Quote all entries exactly, leaving pictures aside.

....................

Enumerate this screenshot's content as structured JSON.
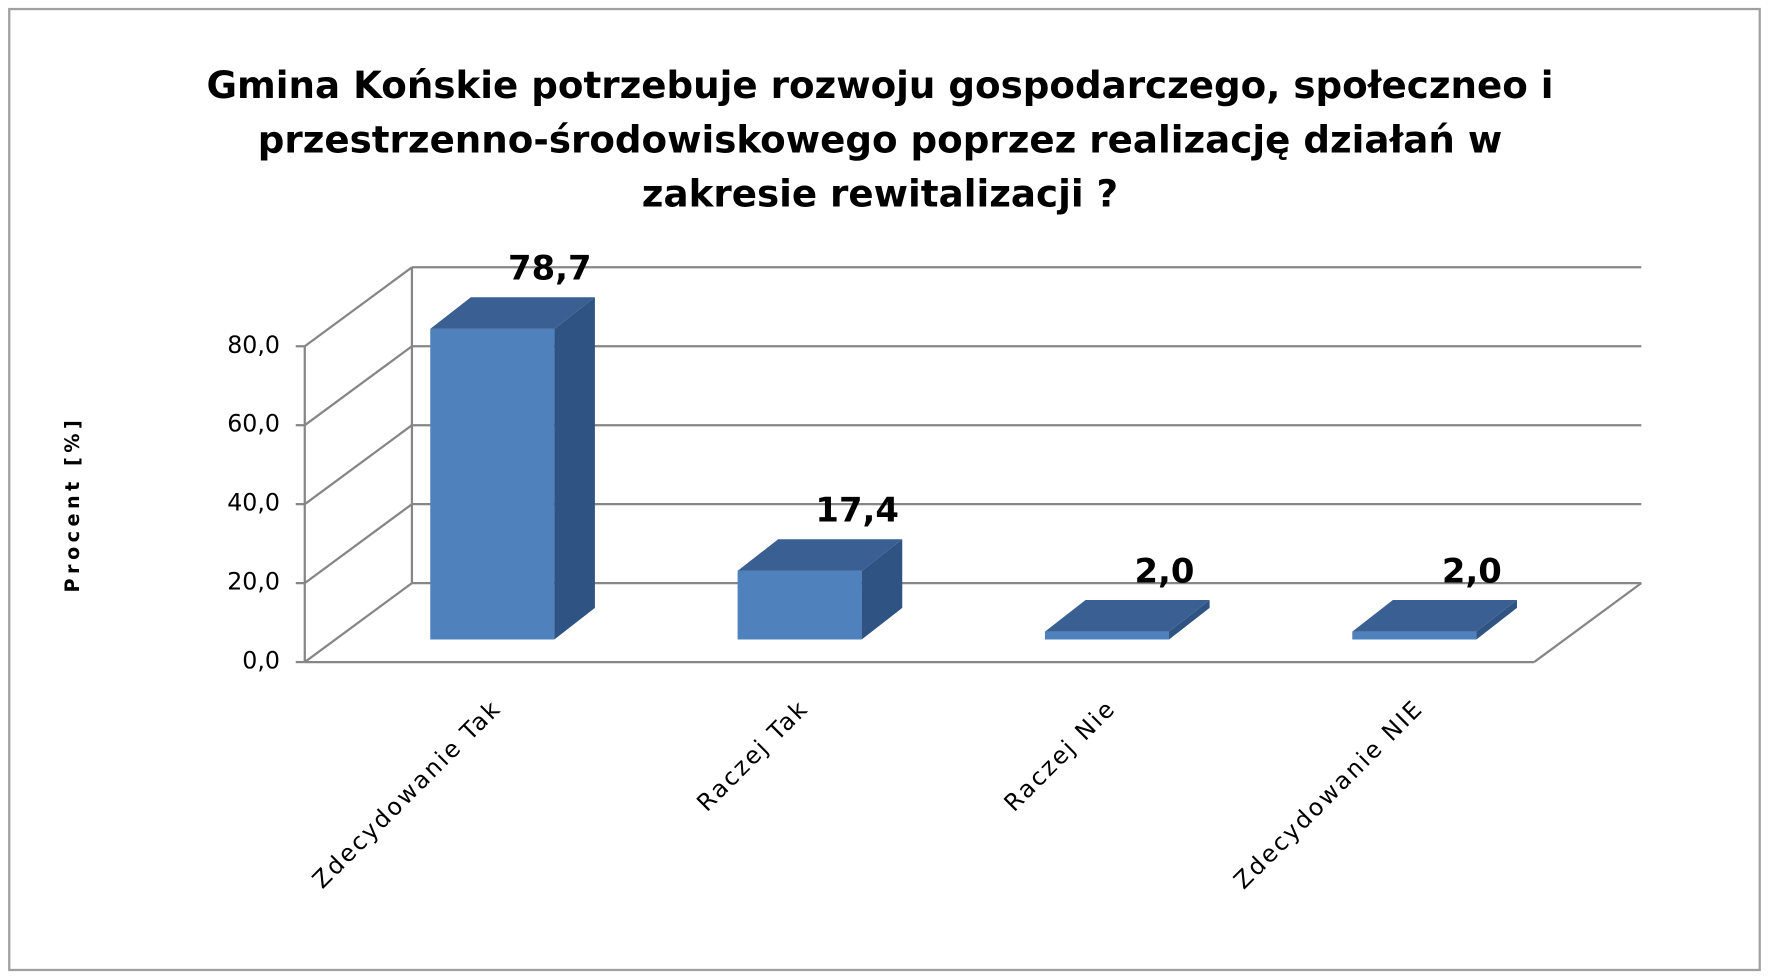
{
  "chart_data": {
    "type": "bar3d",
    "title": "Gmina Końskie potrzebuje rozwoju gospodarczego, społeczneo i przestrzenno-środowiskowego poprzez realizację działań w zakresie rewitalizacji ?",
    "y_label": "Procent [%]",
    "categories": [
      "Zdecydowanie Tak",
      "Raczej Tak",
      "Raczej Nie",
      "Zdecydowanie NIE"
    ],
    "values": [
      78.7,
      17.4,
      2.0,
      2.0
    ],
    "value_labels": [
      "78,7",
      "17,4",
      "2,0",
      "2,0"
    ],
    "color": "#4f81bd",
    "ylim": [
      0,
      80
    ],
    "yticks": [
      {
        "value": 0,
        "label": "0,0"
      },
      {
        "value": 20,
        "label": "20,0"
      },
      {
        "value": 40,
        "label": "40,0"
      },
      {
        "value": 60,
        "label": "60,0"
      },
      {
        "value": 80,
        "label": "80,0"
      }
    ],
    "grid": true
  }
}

....................

**COMPLETED TASK:**
Enumerate this screenshot's content as structured JSON.
{
  "chart_data": {
    "type": "bar3d",
    "title": "Gmina Końskie potrzebuje rozwoju gospodarczego, społeczneo i przestrzenno-środowiskowego poprzez realizację działań w zakresie rewitalizacji ?",
    "y_label": "Procent [%]",
    "categories": [
      "Zdecydowanie Tak",
      "Raczej Tak",
      "Raczej Nie",
      "Zdecydowanie NIE"
    ],
    "values": [
      78.7,
      17.4,
      2.0,
      2.0
    ],
    "value_labels": [
      "78,7",
      "17,4",
      "2,0",
      "2,0"
    ],
    "color": "#4f81bd",
    "ylim": [
      0,
      80
    ],
    "yticks": [
      {
        "value": 0,
        "label": "0,0"
      },
      {
        "value": 20,
        "label": "20,0"
      },
      {
        "value": 40,
        "label": "40,0"
      },
      {
        "value": 60,
        "label": "60,0"
      },
      {
        "value": 80,
        "label": "80,0"
      }
    ],
    "grid": true
  }
}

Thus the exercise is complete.